PASSAGE:
▬▬▬

Owners, developers, bankers and O&M providers all want to know when it makes sense to clean a PV array to recapture revenue that it would otherwise lose due to soiled modules. On the one hand, an overly soiled array represents a loss of money. On the other, a premature cleaning represents a waste of money. While you must consider many variables to reach a definitive washing decision, the economics of module washing are not complex: If having a clean array saves more money than it costs to wash the array, then washing it probably makes sense.

This article shares some of our analyses and observations on array soiling drawn from many years of operational experience. We have had successes and failures, which have led to interesting discoveries and some dead ends. We have based most of our research on utility-scale PV plants with high dc-to-ac ratios in sunny, arid locations. These plants are subject to a unique set of circumstances: They spend a lot of time at full power, have relatively steady soiling rates and are rarely exposed to enough rain to significantly clean the modules.

Energy Recapture

It is difficult to assess soiling and to determine when to wash an array because doing so requires a multi-variable equation. Every analysis is unique, based on a host of project-specific mitigating factors such as technology choices, racking configuration, inverter loading, PPA rates, time-of-day profiles, interconnection agreements and so forth. This means that there is no single right answer when it comes to the economics of washing. The methods for soiling analysis are as varied as the business model behind the PV plant, so each solution uses a unique combination of people, tools and number crunching. What all effective soiling analyses have in common, however, is that they distinguish between percent soiling and percent energy loss due to soiling. While the former is easier to quantify, it may not correlate to unrealized revenue.

For the purposes of this article, we define percent soiling as the reduction of expected output power between soiled dc source circuits (modules, strings, arrays) compared to the same source circuits under clean conditions. In field terms, percent soiling describes the ratio of dirty to clean IV-curve traces, extrapolated to nameplate power under standard test conditions (STC). Meanwhile, we define percent energy loss due to soiling as the difference between the metered energy for a given time period compared to the energy that could have been harvested over the same time period with a fully clean array. This term describes the energy that is available for recapture, which correlates directly to unrealized revenue. To differentiate between these two concepts, we need to quantify the amount of time that a PV power plant spends at or near full power.

Power limiting in PV arrays. It is common practice to deploy PV systems with a high array-to-inverter power ratio in an attempt to capture more energy and revenue. As a result of these high dc-to-ac loading ratios, many inverters spend a lot of time operating at full power, which forces the array off its maximum power point.

Extended periods of power limiting result in a characteristic flat-topped power curve, which people commonly refer to as power clipping. The more time a PV system operates at full power, the less concern is warranted over soiling. Soiling abatement is effective only if you can recapture the lost energy, which requires unused inverter capacity. The returns are diminished in PV systems with chronically clipped power profiles, because an inverter operating at full power cannot increase its output power based on an incremental increase in irradiance. If soiling is viewed as an effective reduction in plane-of-array (POA) irradiance, then a 5% increase in irradiance can overcome a 5% soiling level. For example, if a given inverter hits maximum output at a POA irradiance of 800 W/m2 under clean array conditions, then it follows that power clipping will start at 840 W/m2 in the 5% soiled case. Above 840 W/m2, the percent soiling literally becomes a moot point.

▬▬▬

DATASET ROWS:

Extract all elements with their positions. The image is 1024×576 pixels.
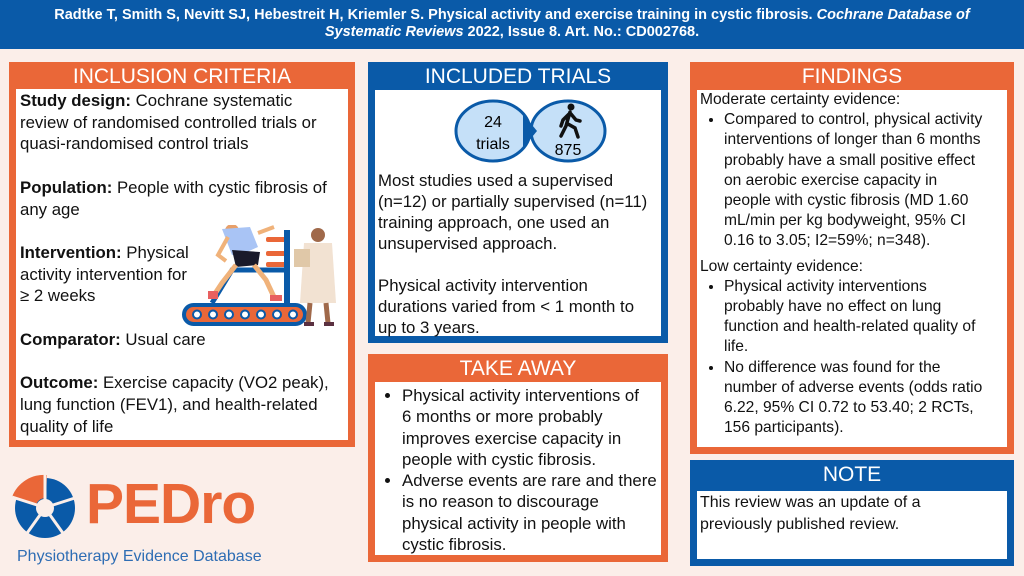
text: supervision: (n=12) or partially supervised (n=11) <box>378 192 647 211</box>
text: study design <box>20 91 317 153</box>
text: intervention: activity intervention for <box>20 265 187 284</box>
panel: findings: on aerobic exercise capacity in <box>724 172 937 189</box>
text: supervision: training approach, one used an <box>378 213 609 232</box>
text: supervision <box>378 171 647 253</box>
panel: findings: function and health-related quality of <box>724 318 975 335</box>
text: note: previously published review. <box>700 516 899 533</box>
text: note <box>700 494 921 533</box>
panel: findings: 156 participants). <box>724 419 844 436</box>
text: durations <box>378 276 634 337</box>
text: supervision: Most studies used a supervised <box>378 171 613 190</box>
heading: included trials: INCLUDED TRIALS <box>425 65 611 88</box>
panel: findings: people with cystic fibrosis (MD 1.60 <box>724 192 968 209</box>
text: Physiotherapy Evidence Database: Physiotherapy Evidence Database <box>17 548 262 565</box>
header citation: Radtke T, Smith S, Nevitt SJ, Hebestreit H, Kriemler S. Physical activity and exercise training in cystic fibrosis. Cochrane Database of <box>54 7 970 23</box>
text: outcome: quality of life <box>20 417 113 436</box>
panel: findings: Compared to control, physical activity <box>724 111 982 128</box>
text: note: This review was an update of a <box>700 494 921 511</box>
text: intervention <box>20 243 189 305</box>
panel: findings: 0.16 to 3.05; I2=59%; n=348). <box>724 232 930 249</box>
text: intervention: Intervention: Physical <box>20 243 189 262</box>
list: take away points: 6 months or more probably <box>402 407 603 426</box>
text: population: any age <box>20 200 80 219</box>
heading: take away: TAKE AWAY <box>460 357 576 380</box>
heading: note: NOTE <box>823 463 881 486</box>
list: take away points: Adverse events are rare and there <box>402 471 657 490</box>
text: durations: Physical activity intervention <box>378 276 588 295</box>
panel: findings: No difference was found for the <box>724 359 940 376</box>
header citation <box>0 0 1024 49</box>
panel: findings: Physical activity interventions <box>724 278 927 295</box>
text: intervention: ≥ 2 weeks <box>20 286 95 305</box>
text: moderate certainty: Moderate certainty evidence: <box>700 91 900 108</box>
text: comparator: Comparator: Usual care <box>20 330 206 349</box>
text: study design: review of randomised controlled trials or <box>20 113 317 132</box>
list: take away points: physical activity in people with <box>402 514 626 533</box>
panel: take away <box>368 354 668 562</box>
text: outcome <box>20 373 329 436</box>
panel: findings: probably have a small positive effect <box>724 152 975 169</box>
text: low certainty: Low certainty evidence: <box>700 258 863 275</box>
list: take away points <box>385 386 657 554</box>
panel: findings: probably have no effect on lung <box>724 298 941 315</box>
panel: findings: mL/min per kg bodyweight, 95% CI <box>724 212 966 229</box>
list: take away points: cystic fibrosis. <box>402 535 506 554</box>
panel: included trials <box>368 62 668 343</box>
header citation: Systematic Reviews 2022, Issue 8. Art. No.: CD002768. <box>325 24 699 40</box>
list: take away points: improves exercise capacity in <box>402 429 621 448</box>
logo: PEDro <box>12 472 262 565</box>
panel: findings: interventions of longer than 6 months <box>724 131 981 148</box>
heading: inclusion criteria: INCLUSION CRITERIA <box>73 65 291 88</box>
text: population: Population: People with cystic fibrosis of <box>20 178 327 197</box>
panel: findings <box>690 62 1014 454</box>
list: take away points: is no reason to discourage <box>402 492 599 511</box>
icon: PEDro wheel <box>12 474 75 538</box>
text: outcome: lung function (FEV1), and health-related <box>20 395 318 414</box>
icon: trials and participants circles: 24 <box>484 114 502 131</box>
text: outcome: Outcome: Exercise capacity (VO2 peak), <box>20 373 329 392</box>
heading: findings: FINDINGS <box>802 65 902 88</box>
panel: note <box>690 460 1014 566</box>
panel: findings: 6.22, 95% CI 0.72 to 53.40; 2 RCTs, <box>724 399 974 416</box>
icon: trials and participants circles <box>454 100 606 162</box>
panel: inclusion criteria <box>9 62 355 447</box>
text: population <box>20 178 327 219</box>
icon: trials and participants circles: trials <box>476 136 510 153</box>
list: take away points: Physical activity interventions of <box>402 386 639 405</box>
text: durations: up to 3 years. <box>378 318 480 337</box>
panel: findings: number of adverse events (odds ratio <box>724 379 982 396</box>
text: study design: Study design: Cochrane systematic <box>20 91 292 110</box>
text: durations: durations varied from < 1 month to <box>378 297 634 316</box>
text: study design: quasi-randomised control trials <box>20 134 249 153</box>
icon: treadmill illustration <box>182 225 336 326</box>
list: take away points: people with cystic fibrosis. <box>402 450 596 469</box>
icon: trials and participants circles: 875 <box>555 142 581 159</box>
panel: findings: life. <box>724 338 748 355</box>
text: supervision: unsupervised approach. <box>378 234 557 253</box>
text: PEDro: PEDro <box>86 472 255 536</box>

▬▬▬

WHAT YOU ARE ASKED TO DO: Return the passage on PV array soiling word for word, from "This article shares" to "clean the modules.".

REPLY:
This article shares some of our analyses and observations on array soiling drawn from many years of operational experience. We have had successes and failures, which have led to interesting discoveries and some dead ends. We have based most of our research on utility-scale PV plants with high dc-to-ac ratios in sunny, arid locations. These plants are subject to a unique set of circumstances: They spend a lot of time at full power, have relatively steady soiling rates and are rarely exposed to enough rain to significantly clean the modules.